- **WORK REQUIRED**
Copy out every one of the lines below character for character, but leave the pictures out.

>> START SUPPLIED INFORMATION

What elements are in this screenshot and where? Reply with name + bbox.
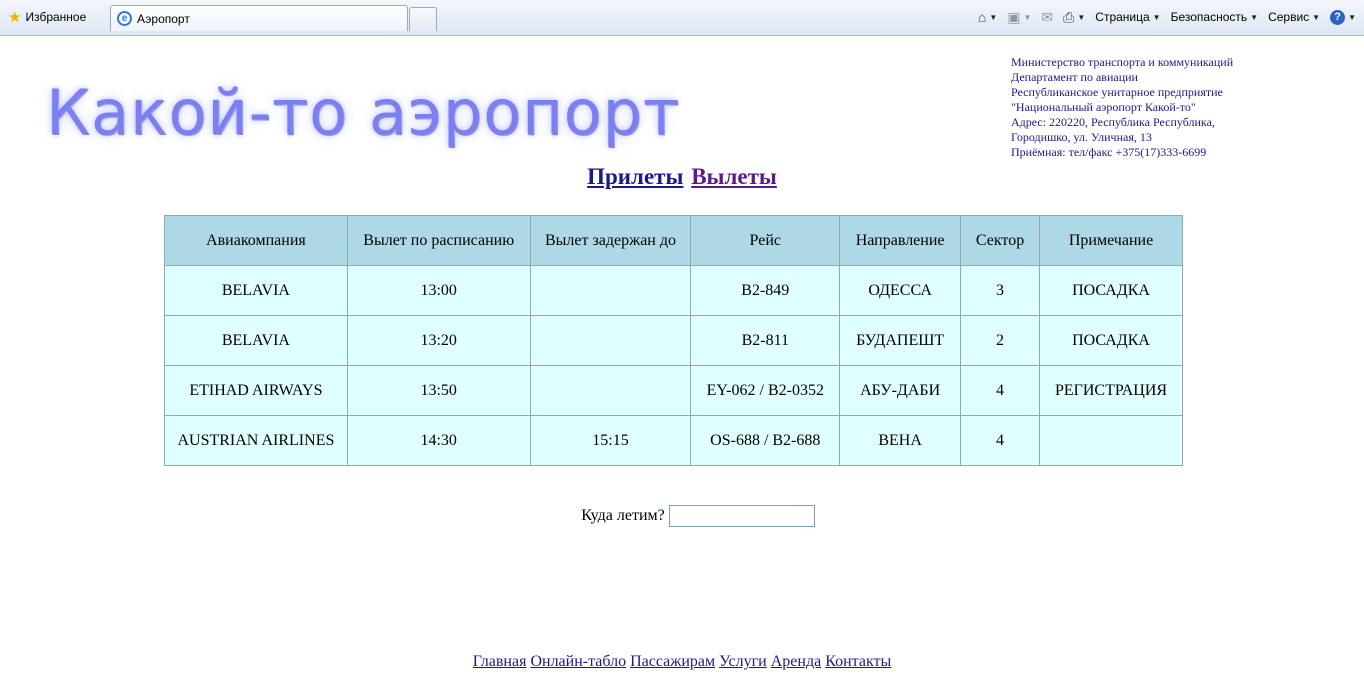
info-line: Городишко, ул. Уличная, 13 bbox=[1011, 130, 1152, 144]
footer-link-online-board[interactable]: Онлайн-табло bbox=[530, 653, 626, 670]
table-row: ETIHAD AIRWAYS 13:50 EY-062 / B2-0352 АБ… bbox=[164, 365, 1183, 416]
help-button[interactable]: ? ▼ bbox=[1330, 9, 1356, 25]
footer-link-rent[interactable]: Аренда bbox=[771, 653, 821, 670]
cell-scheduled: 13:00 bbox=[346, 265, 531, 316]
column-header-scheduled: Вылет по расписанию bbox=[346, 215, 531, 266]
footer-link-passengers[interactable]: Пассажирам bbox=[630, 653, 715, 670]
column-header-airline: Авиакомпания bbox=[164, 215, 348, 266]
destination-input[interactable] bbox=[668, 505, 815, 527]
tools-menu-label: Сервис bbox=[1268, 10, 1310, 24]
cell-airline: BELAVIA bbox=[164, 315, 348, 366]
ie-icon: e bbox=[117, 11, 132, 26]
new-tab-button[interactable] bbox=[409, 7, 437, 31]
cell-delayed bbox=[529, 315, 692, 366]
star-icon: ★ bbox=[8, 8, 22, 26]
cell-sector: 2 bbox=[960, 315, 1041, 366]
footer-link-contacts[interactable]: Контакты bbox=[825, 653, 891, 670]
cell-scheduled: 13:50 bbox=[346, 365, 531, 416]
departures-link[interactable]: Вылеты bbox=[691, 164, 777, 189]
table-row: AUSTRIAN AIRLINES 14:30 15:15 OS-688 / B… bbox=[164, 415, 1183, 466]
table-row: BELAVIA 13:00 B2-849 ОДЕССА 3 ПОСАДКА bbox=[164, 265, 1183, 316]
cell-flight: B2-811 bbox=[690, 315, 841, 366]
column-header-sector: Сектор bbox=[960, 215, 1041, 266]
info-line: Приёмная: тел/факс +375(17)333-6699 bbox=[1011, 145, 1207, 159]
print-button[interactable]: ⎙ ▼ bbox=[1063, 10, 1085, 24]
read-mail-button[interactable]: ✉ bbox=[1041, 10, 1053, 24]
table-header-row: Авиакомпания Вылет по расписанию Вылет з… bbox=[164, 215, 1183, 266]
favorites-button[interactable]: ★ Избранное bbox=[4, 7, 90, 27]
cell-flight: B2-849 bbox=[690, 265, 841, 316]
tab-title: Аэропорт bbox=[137, 11, 190, 26]
info-line: Адрес: 220220, Республика Республика, bbox=[1011, 115, 1215, 129]
info-line: Департамент по авиации bbox=[1011, 70, 1138, 84]
cell-note: ПОСАДКА bbox=[1039, 315, 1183, 366]
column-header-flight: Рейс bbox=[690, 215, 841, 266]
board-nav: Прилеты Вылеты bbox=[0, 164, 1364, 190]
cell-note: РЕГИСТРАЦИЯ bbox=[1039, 365, 1183, 416]
mail-icon: ✉ bbox=[1041, 9, 1054, 25]
search-label: Куда летим? bbox=[581, 507, 665, 524]
help-icon: ? bbox=[1330, 9, 1346, 25]
column-header-delayed: Вылет задержан до bbox=[529, 215, 692, 266]
cell-delayed bbox=[529, 365, 692, 416]
command-bar: ⌂ ▼ ▣ ▼ ✉ ⎙ ▼ Страница ▼ Безопасность ▼ … bbox=[978, 6, 1356, 28]
cell-destination: ВЕНА bbox=[839, 415, 962, 466]
cell-scheduled: 14:30 bbox=[346, 415, 531, 466]
cell-sector: 3 bbox=[960, 265, 1041, 316]
departures-table: Авиакомпания Вылет по расписанию Вылет з… bbox=[164, 215, 1183, 466]
cell-scheduled: 13:20 bbox=[346, 315, 531, 366]
arrivals-link[interactable]: Прилеты bbox=[587, 164, 683, 189]
chevron-down-icon[interactable]: ▼ bbox=[1024, 13, 1032, 22]
feeds-button[interactable]: ▣ ▼ bbox=[1007, 10, 1031, 24]
cell-airline: BELAVIA bbox=[164, 265, 348, 316]
info-line: Министерство транспорта и коммуникаций bbox=[1011, 55, 1234, 69]
chevron-down-icon[interactable]: ▼ bbox=[1348, 13, 1356, 22]
chevron-down-icon[interactable]: ▼ bbox=[1077, 13, 1085, 22]
page-menu-label: Страница bbox=[1095, 10, 1150, 24]
table-row: BELAVIA 13:20 B2-811 БУДАПЕШТ 2 ПОСАДКА bbox=[164, 315, 1183, 366]
site-logo: Какой-то аэропорт bbox=[46, 76, 681, 149]
column-header-note: Примечание bbox=[1039, 215, 1183, 266]
chevron-down-icon: ▼ bbox=[1250, 12, 1259, 22]
browser-toolbar: ★ Избранное e Аэропорт ⌂ ▼ ▣ ▼ ✉ ⎙ ▼ Стр… bbox=[0, 0, 1364, 36]
cell-sector: 4 bbox=[960, 415, 1041, 466]
cell-flight: OS-688 / B2-688 bbox=[690, 415, 841, 466]
footer-link-services[interactable]: Услуги bbox=[719, 653, 767, 670]
footer-nav: Главная Онлайн-табло Пассажирам Услуги А… bbox=[0, 653, 1364, 671]
cell-note: ПОСАДКА bbox=[1039, 265, 1183, 316]
favorites-label: Избранное bbox=[25, 10, 87, 24]
home-icon: ⌂ bbox=[977, 9, 987, 25]
chevron-down-icon: ▼ bbox=[1312, 12, 1321, 22]
cell-destination: ОДЕССА bbox=[839, 265, 962, 316]
cell-destination: АБУ-ДАБИ bbox=[839, 365, 962, 416]
cell-destination: БУДАПЕШТ bbox=[839, 315, 962, 366]
cell-flight: EY-062 / B2-0352 bbox=[690, 365, 841, 416]
cell-delayed: 15:15 bbox=[529, 415, 692, 466]
cell-airline: AUSTRIAN AIRLINES bbox=[164, 415, 348, 466]
cell-delayed bbox=[529, 265, 692, 316]
cell-airline: ETIHAD AIRWAYS bbox=[164, 365, 348, 416]
info-line: Республиканское унитарное предприятие bbox=[1011, 85, 1223, 99]
security-menu[interactable]: Безопасность ▼ bbox=[1171, 10, 1258, 24]
column-header-destination: Направление bbox=[839, 215, 962, 266]
rss-icon: ▣ bbox=[1007, 9, 1021, 25]
home-button[interactable]: ⌂ ▼ bbox=[978, 10, 997, 24]
destination-search: Куда летим? bbox=[0, 505, 1364, 527]
tools-menu[interactable]: Сервис ▼ bbox=[1268, 10, 1320, 24]
chevron-down-icon[interactable]: ▼ bbox=[989, 13, 997, 22]
print-icon: ⎙ bbox=[1063, 9, 1075, 25]
cell-sector: 4 bbox=[960, 365, 1041, 416]
security-menu-label: Безопасность bbox=[1170, 10, 1248, 24]
info-line: "Национальный аэропорт Какой-то" bbox=[1011, 100, 1196, 114]
contact-info: Министерство транспорта и коммуникаций Д… bbox=[1011, 55, 1341, 160]
footer-link-home[interactable]: Главная bbox=[473, 653, 527, 670]
browser-tab[interactable]: e Аэропорт bbox=[110, 5, 408, 31]
chevron-down-icon: ▼ bbox=[1152, 12, 1161, 22]
cell-note bbox=[1039, 415, 1183, 466]
page-menu[interactable]: Страница ▼ bbox=[1095, 10, 1160, 24]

>> END SUPPLIED INFORMATION

- **FINISHED TASK**
What elements are in this screenshot and where? Reply with name + bbox.
info-line: Городишко, ул. Уличная, 13 bbox=[1011, 130, 1152, 144]
footer-link-online-board[interactable]: Онлайн-табло bbox=[530, 653, 626, 670]
table-row: ETIHAD AIRWAYS 13:50 EY-062 / B2-0352 АБ… bbox=[164, 365, 1183, 416]
help-button[interactable]: ? ▼ bbox=[1330, 9, 1356, 25]
footer-link-rent[interactable]: Аренда bbox=[771, 653, 821, 670]
cell-scheduled: 13:00 bbox=[346, 265, 531, 316]
column-header-scheduled: Вылет по расписанию bbox=[346, 215, 531, 266]
footer-link-passengers[interactable]: Пассажирам bbox=[630, 653, 715, 670]
column-header-airline: Авиакомпания bbox=[164, 215, 348, 266]
destination-input[interactable] bbox=[668, 505, 815, 527]
tools-menu-label: Сервис bbox=[1268, 10, 1310, 24]
cell-airline: BELAVIA bbox=[164, 315, 348, 366]
ie-icon: e bbox=[117, 11, 132, 26]
new-tab-button[interactable] bbox=[409, 7, 437, 31]
cell-delayed bbox=[529, 315, 692, 366]
star-icon: ★ bbox=[8, 8, 22, 26]
cell-sector: 2 bbox=[960, 315, 1041, 366]
footer-link-contacts[interactable]: Контакты bbox=[825, 653, 891, 670]
cell-scheduled: 13:50 bbox=[346, 365, 531, 416]
departures-link[interactable]: Вылеты bbox=[691, 164, 777, 189]
table-row: AUSTRIAN AIRLINES 14:30 15:15 OS-688 / B… bbox=[164, 415, 1183, 466]
table-row: BELAVIA 13:00 B2-849 ОДЕССА 3 ПОСАДКА bbox=[164, 265, 1183, 316]
cell-flight: B2-811 bbox=[690, 315, 841, 366]
column-header-sector: Сектор bbox=[960, 215, 1041, 266]
info-line: Приёмная: тел/факс +375(17)333-6699 bbox=[1011, 145, 1207, 159]
print-button[interactable]: ⎙ ▼ bbox=[1063, 10, 1085, 24]
read-mail-button[interactable]: ✉ bbox=[1041, 10, 1053, 24]
table-header-row: Авиакомпания Вылет по расписанию Вылет з… bbox=[164, 215, 1183, 266]
favorites-button[interactable]: ★ Избранное bbox=[4, 7, 90, 27]
cell-flight: B2-849 bbox=[690, 265, 841, 316]
tab-title: Аэропорт bbox=[137, 11, 190, 26]
info-line: Адрес: 220220, Республика Республика, bbox=[1011, 115, 1215, 129]
info-line: Департамент по авиации bbox=[1011, 70, 1138, 84]
cell-note: ПОСАДКА bbox=[1039, 315, 1183, 366]
column-header-flight: Рейс bbox=[690, 215, 841, 266]
board-nav: Прилеты Вылеты bbox=[0, 164, 1364, 190]
cell-note: РЕГИСТРАЦИЯ bbox=[1039, 365, 1183, 416]
mail-icon: ✉ bbox=[1041, 9, 1054, 25]
search-label: Куда летим? bbox=[581, 507, 665, 524]
help-icon: ? bbox=[1330, 9, 1346, 25]
column-header-delayed: Вылет задержан до bbox=[529, 215, 692, 266]
cell-delayed bbox=[529, 365, 692, 416]
command-bar: ⌂ ▼ ▣ ▼ ✉ ⎙ ▼ Страница ▼ Безопасность ▼ … bbox=[978, 6, 1356, 28]
cell-destination: ВЕНА bbox=[839, 415, 962, 466]
cell-scheduled: 14:30 bbox=[346, 415, 531, 466]
cell-sector: 3 bbox=[960, 265, 1041, 316]
departures-table: Авиакомпания Вылет по расписанию Вылет з… bbox=[164, 215, 1183, 466]
cell-scheduled: 13:20 bbox=[346, 315, 531, 366]
arrivals-link[interactable]: Прилеты bbox=[587, 164, 683, 189]
chevron-down-icon[interactable]: ▼ bbox=[1024, 13, 1032, 22]
feeds-button[interactable]: ▣ ▼ bbox=[1007, 10, 1031, 24]
cell-airline: BELAVIA bbox=[164, 265, 348, 316]
info-line: Министерство транспорта и коммуникаций bbox=[1011, 55, 1234, 69]
chevron-down-icon[interactable]: ▼ bbox=[1348, 13, 1356, 22]
chevron-down-icon[interactable]: ▼ bbox=[1077, 13, 1085, 22]
page-menu-label: Страница bbox=[1095, 10, 1150, 24]
table-row: BELAVIA 13:20 B2-811 БУДАПЕШТ 2 ПОСАДКА bbox=[164, 315, 1183, 366]
site-logo: Какой-то аэропорт bbox=[46, 76, 681, 149]
column-header-note: Примечание bbox=[1039, 215, 1183, 266]
chevron-down-icon: ▼ bbox=[1250, 12, 1259, 22]
browser-toolbar: ★ Избранное e Аэропорт ⌂ ▼ ▣ ▼ ✉ ⎙ ▼ Стр… bbox=[0, 0, 1364, 36]
cell-sector: 4 bbox=[960, 415, 1041, 466]
cell-flight: OS-688 / B2-688 bbox=[690, 415, 841, 466]
footer-link-services[interactable]: Услуги bbox=[719, 653, 767, 670]
footer-nav: Главная Онлайн-табло Пассажирам Услуги А… bbox=[0, 653, 1364, 671]
cell-note: ПОСАДКА bbox=[1039, 265, 1183, 316]
favorites-label: Избранное bbox=[25, 10, 87, 24]
home-icon: ⌂ bbox=[977, 9, 987, 25]
chevron-down-icon: ▼ bbox=[1312, 12, 1321, 22]
cell-destination: ОДЕССА bbox=[839, 265, 962, 316]
cell-destination: АБУ-ДАБИ bbox=[839, 365, 962, 416]
cell-destination: БУДАПЕШТ bbox=[839, 315, 962, 366]
cell-flight: EY-062 / B2-0352 bbox=[690, 365, 841, 416]
cell-delayed: 15:15 bbox=[529, 415, 692, 466]
cell-airline: AUSTRIAN AIRLINES bbox=[164, 415, 348, 466]
cell-delayed bbox=[529, 265, 692, 316]
cell-airline: ETIHAD AIRWAYS bbox=[164, 365, 348, 416]
info-line: Республиканское унитарное предприятие bbox=[1011, 85, 1223, 99]
security-menu[interactable]: Безопасность ▼ bbox=[1171, 10, 1258, 24]
column-header-destination: Направление bbox=[839, 215, 962, 266]
rss-icon: ▣ bbox=[1007, 9, 1021, 25]
home-button[interactable]: ⌂ ▼ bbox=[978, 10, 997, 24]
destination-search: Куда летим? bbox=[0, 505, 1364, 527]
tools-menu[interactable]: Сервис ▼ bbox=[1268, 10, 1320, 24]
chevron-down-icon[interactable]: ▼ bbox=[989, 13, 997, 22]
print-icon: ⎙ bbox=[1063, 9, 1075, 25]
cell-sector: 4 bbox=[960, 365, 1041, 416]
security-menu-label: Безопасность bbox=[1170, 10, 1248, 24]
info-line: "Национальный аэропорт Какой-то" bbox=[1011, 100, 1196, 114]
contact-info: Министерство транспорта и коммуникаций Д… bbox=[1011, 55, 1341, 160]
footer-link-home[interactable]: Главная bbox=[473, 653, 527, 670]
browser-tab[interactable]: e Аэропорт bbox=[110, 5, 408, 31]
chevron-down-icon: ▼ bbox=[1152, 12, 1161, 22]
cell-note bbox=[1039, 415, 1183, 466]
page-menu[interactable]: Страница ▼ bbox=[1095, 10, 1160, 24]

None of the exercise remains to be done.